**** Information provided

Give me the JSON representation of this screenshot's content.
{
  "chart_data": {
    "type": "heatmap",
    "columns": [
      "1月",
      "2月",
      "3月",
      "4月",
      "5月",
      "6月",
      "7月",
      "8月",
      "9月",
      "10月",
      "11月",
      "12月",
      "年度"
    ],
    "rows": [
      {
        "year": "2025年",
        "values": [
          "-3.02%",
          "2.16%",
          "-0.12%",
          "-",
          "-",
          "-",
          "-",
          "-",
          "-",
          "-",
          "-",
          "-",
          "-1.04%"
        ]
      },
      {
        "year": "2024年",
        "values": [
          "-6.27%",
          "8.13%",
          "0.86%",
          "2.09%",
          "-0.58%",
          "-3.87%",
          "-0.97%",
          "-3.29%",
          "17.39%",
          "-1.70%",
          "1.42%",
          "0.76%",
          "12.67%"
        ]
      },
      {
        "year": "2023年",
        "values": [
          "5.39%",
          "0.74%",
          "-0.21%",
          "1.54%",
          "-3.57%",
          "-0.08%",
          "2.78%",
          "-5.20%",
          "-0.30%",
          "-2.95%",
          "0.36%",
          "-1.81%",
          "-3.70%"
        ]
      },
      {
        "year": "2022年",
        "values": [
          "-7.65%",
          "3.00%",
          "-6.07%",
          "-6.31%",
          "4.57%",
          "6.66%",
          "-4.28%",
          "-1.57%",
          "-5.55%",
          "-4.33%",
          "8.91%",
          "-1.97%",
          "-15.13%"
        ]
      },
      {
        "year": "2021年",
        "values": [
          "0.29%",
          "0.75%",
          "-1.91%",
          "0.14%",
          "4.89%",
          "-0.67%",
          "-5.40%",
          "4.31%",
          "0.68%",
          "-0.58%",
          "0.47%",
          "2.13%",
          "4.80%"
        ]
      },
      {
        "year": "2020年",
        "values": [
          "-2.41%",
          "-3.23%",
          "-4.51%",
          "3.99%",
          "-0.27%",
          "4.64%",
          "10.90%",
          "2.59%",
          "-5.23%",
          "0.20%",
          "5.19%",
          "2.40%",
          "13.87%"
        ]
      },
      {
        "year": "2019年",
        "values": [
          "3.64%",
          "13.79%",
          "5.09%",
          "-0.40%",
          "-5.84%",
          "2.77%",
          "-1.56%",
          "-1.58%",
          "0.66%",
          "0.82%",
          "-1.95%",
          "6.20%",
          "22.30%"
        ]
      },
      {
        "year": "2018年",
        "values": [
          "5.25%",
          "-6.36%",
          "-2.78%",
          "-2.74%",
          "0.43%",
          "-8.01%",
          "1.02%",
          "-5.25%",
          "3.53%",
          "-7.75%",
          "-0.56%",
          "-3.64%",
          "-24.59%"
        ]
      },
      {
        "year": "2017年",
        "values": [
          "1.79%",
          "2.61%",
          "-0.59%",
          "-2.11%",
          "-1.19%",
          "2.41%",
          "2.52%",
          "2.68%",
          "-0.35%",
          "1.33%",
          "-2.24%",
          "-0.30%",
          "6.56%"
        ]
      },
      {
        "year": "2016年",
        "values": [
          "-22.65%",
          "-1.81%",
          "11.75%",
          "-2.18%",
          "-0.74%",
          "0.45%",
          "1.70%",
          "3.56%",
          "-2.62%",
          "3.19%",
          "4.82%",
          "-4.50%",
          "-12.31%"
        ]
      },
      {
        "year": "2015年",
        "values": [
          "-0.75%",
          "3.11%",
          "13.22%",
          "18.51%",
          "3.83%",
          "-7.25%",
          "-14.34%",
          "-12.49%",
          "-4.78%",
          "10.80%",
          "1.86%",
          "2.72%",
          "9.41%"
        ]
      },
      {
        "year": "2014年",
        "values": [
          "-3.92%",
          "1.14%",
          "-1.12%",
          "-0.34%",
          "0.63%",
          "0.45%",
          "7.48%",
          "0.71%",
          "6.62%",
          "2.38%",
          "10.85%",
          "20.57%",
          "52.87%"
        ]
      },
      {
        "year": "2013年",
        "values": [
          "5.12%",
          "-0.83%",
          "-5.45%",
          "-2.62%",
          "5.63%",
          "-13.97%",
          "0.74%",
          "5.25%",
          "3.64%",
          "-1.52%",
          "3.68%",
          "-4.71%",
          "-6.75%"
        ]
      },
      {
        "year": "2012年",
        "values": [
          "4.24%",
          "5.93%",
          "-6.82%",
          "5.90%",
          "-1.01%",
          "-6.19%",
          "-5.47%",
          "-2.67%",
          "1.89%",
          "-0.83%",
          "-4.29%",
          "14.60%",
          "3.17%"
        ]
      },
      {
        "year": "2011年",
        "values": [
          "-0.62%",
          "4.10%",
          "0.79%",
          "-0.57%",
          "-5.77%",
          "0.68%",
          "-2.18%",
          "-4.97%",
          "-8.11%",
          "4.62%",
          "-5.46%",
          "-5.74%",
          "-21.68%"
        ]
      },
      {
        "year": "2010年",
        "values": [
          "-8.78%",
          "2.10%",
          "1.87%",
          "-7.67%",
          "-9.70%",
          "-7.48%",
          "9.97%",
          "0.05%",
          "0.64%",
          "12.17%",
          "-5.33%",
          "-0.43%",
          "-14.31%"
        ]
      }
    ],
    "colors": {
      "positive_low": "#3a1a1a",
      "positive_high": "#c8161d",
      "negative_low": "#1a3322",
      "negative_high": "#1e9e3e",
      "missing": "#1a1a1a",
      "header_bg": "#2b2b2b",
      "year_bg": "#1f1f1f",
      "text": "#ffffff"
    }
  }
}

********

* What is expected: Transcribe the material exactly as it reads.

* Response:
Give me the JSON representation of this screenshot's content.
{
  "chart_data": {
    "type": "heatmap",
    "columns": [
      "1月",
      "2月",
      "3月",
      "4月",
      "5月",
      "6月",
      "7月",
      "8月",
      "9月",
      "10月",
      "11月",
      "12月",
      "年度"
    ],
    "rows": [
      {
        "year": "2025年",
        "values": [
          "-3.02%",
          "2.16%",
          "-0.12%",
          "-",
          "-",
          "-",
          "-",
          "-",
          "-",
          "-",
          "-",
          "-",
          "-1.04%"
        ]
      },
      {
        "year": "2024年",
        "values": [
          "-6.27%",
          "8.13%",
          "0.86%",
          "2.09%",
          "-0.58%",
          "-3.87%",
          "-0.97%",
          "-3.29%",
          "17.39%",
          "-1.70%",
          "1.42%",
          "0.76%",
          "12.67%"
        ]
      },
      {
        "year": "2023年",
        "values": [
          "5.39%",
          "0.74%",
          "-0.21%",
          "1.54%",
          "-3.57%",
          "-0.08%",
          "2.78%",
          "-5.20%",
          "-0.30%",
          "-2.95%",
          "0.36%",
          "-1.81%",
          "-3.70%"
        ]
      },
      {
        "year": "2022年",
        "values": [
          "-7.65%",
          "3.00%",
          "-6.07%",
          "-6.31%",
          "4.57%",
          "6.66%",
          "-4.28%",
          "-1.57%",
          "-5.55%",
          "-4.33%",
          "8.91%",
          "-1.97%",
          "-15.13%"
        ]
      },
      {
        "year": "2021年",
        "values": [
          "0.29%",
          "0.75%",
          "-1.91%",
          "0.14%",
          "4.89%",
          "-0.67%",
          "-5.40%",
          "4.31%",
          "0.68%",
          "-0.58%",
          "0.47%",
          "2.13%",
          "4.80%"
        ]
      },
      {
        "year": "2020年",
        "values": [
          "-2.41%",
          "-3.23%",
          "-4.51%",
          "3.99%",
          "-0.27%",
          "4.64%",
          "10.90%",
          "2.59%",
          "-5.23%",
          "0.20%",
          "5.19%",
          "2.40%",
          "13.87%"
        ]
      },
      {
        "year": "2019年",
        "values": [
          "3.64%",
          "13.79%",
          "5.09%",
          "-0.40%",
          "-5.84%",
          "2.77%",
          "-1.56%",
          "-1.58%",
          "0.66%",
          "0.82%",
          "-1.95%",
          "6.20%",
          "22.30%"
        ]
      },
      {
        "year": "2018年",
        "values": [
          "5.25%",
          "-6.36%",
          "-2.78%",
          "-2.74%",
          "0.43%",
          "-8.01%",
          "1.02%",
          "-5.25%",
          "3.53%",
          "-7.75%",
          "-0.56%",
          "-3.64%",
          "-24.59%"
        ]
      },
      {
        "year": "2017年",
        "values": [
          "1.79%",
          "2.61%",
          "-0.59%",
          "-2.11%",
          "-1.19%",
          "2.41%",
          "2.52%",
          "2.68%",
          "-0.35%",
          "1.33%",
          "-2.24%",
          "-0.30%",
          "6.56%"
        ]
      },
      {
        "year": "2016年",
        "values": [
          "-22.65%",
          "-1.81%",
          "11.75%",
          "-2.18%",
          "-0.74%",
          "0.45%",
          "1.70%",
          "3.56%",
          "-2.62%",
          "3.19%",
          "4.82%",
          "-4.50%",
          "-12.31%"
        ]
      },
      {
        "year": "2015年",
        "values": [
          "-0.75%",
          "3.11%",
          "13.22%",
          "18.51%",
          "3.83%",
          "-7.25%",
          "-14.34%",
          "-12.49%",
          "-4.78%",
          "10.80%",
          "1.86%",
          "2.72%",
          "9.41%"
        ]
      },
      {
        "year": "2014年",
        "values": [
          "-3.92%",
          "1.14%",
          "-1.12%",
          "-0.34%",
          "0.63%",
          "0.45%",
          "7.48%",
          "0.71%",
          "6.62%",
          "2.38%",
          "10.85%",
          "20.57%",
          "52.87%"
        ]
      },
      {
        "year": "2013年",
        "values": [
          "5.12%",
          "-0.83%",
          "-5.45%",
          "-2.62%",
          "5.63%",
          "-13.97%",
          "0.74%",
          "5.25%",
          "3.64%",
          "-1.52%",
          "3.68%",
          "-4.71%",
          "-6.75%"
        ]
      },
      {
        "year": "2012年",
        "values": [
          "4.24%",
          "5.93%",
          "-6.82%",
          "5.90%",
          "-1.01%",
          "-6.19%",
          "-5.47%",
          "-2.67%",
          "1.89%",
          "-0.83%",
          "-4.29%",
          "14.60%",
          "3.17%"
        ]
      },
      {
        "year": "2011年",
        "values": [
          "-0.62%",
          "4.10%",
          "0.79%",
          "-0.57%",
          "-5.77%",
          "0.68%",
          "-2.18%",
          "-4.97%",
          "-8.11%",
          "4.62%",
          "-5.46%",
          "-5.74%",
          "-21.68%"
        ]
      },
      {
        "year": "2010年",
        "values": [
          "-8.78%",
          "2.10%",
          "1.87%",
          "-7.67%",
          "-9.70%",
          "-7.48%",
          "9.97%",
          "0.05%",
          "0.64%",
          "12.17%",
          "-5.33%",
          "-0.43%",
          "-14.31%"
        ]
      }
    ],
    "colors": {
      "positive_low": "#3a1a1a",
      "positive_high": "#c8161d",
      "negative_low": "#1a3322",
      "negative_high": "#1e9e3e",
      "missing": "#1a1a1a",
      "header_bg": "#2b2b2b",
      "year_bg": "#1f1f1f",
      "text": "#ffffff"
    }
  }
}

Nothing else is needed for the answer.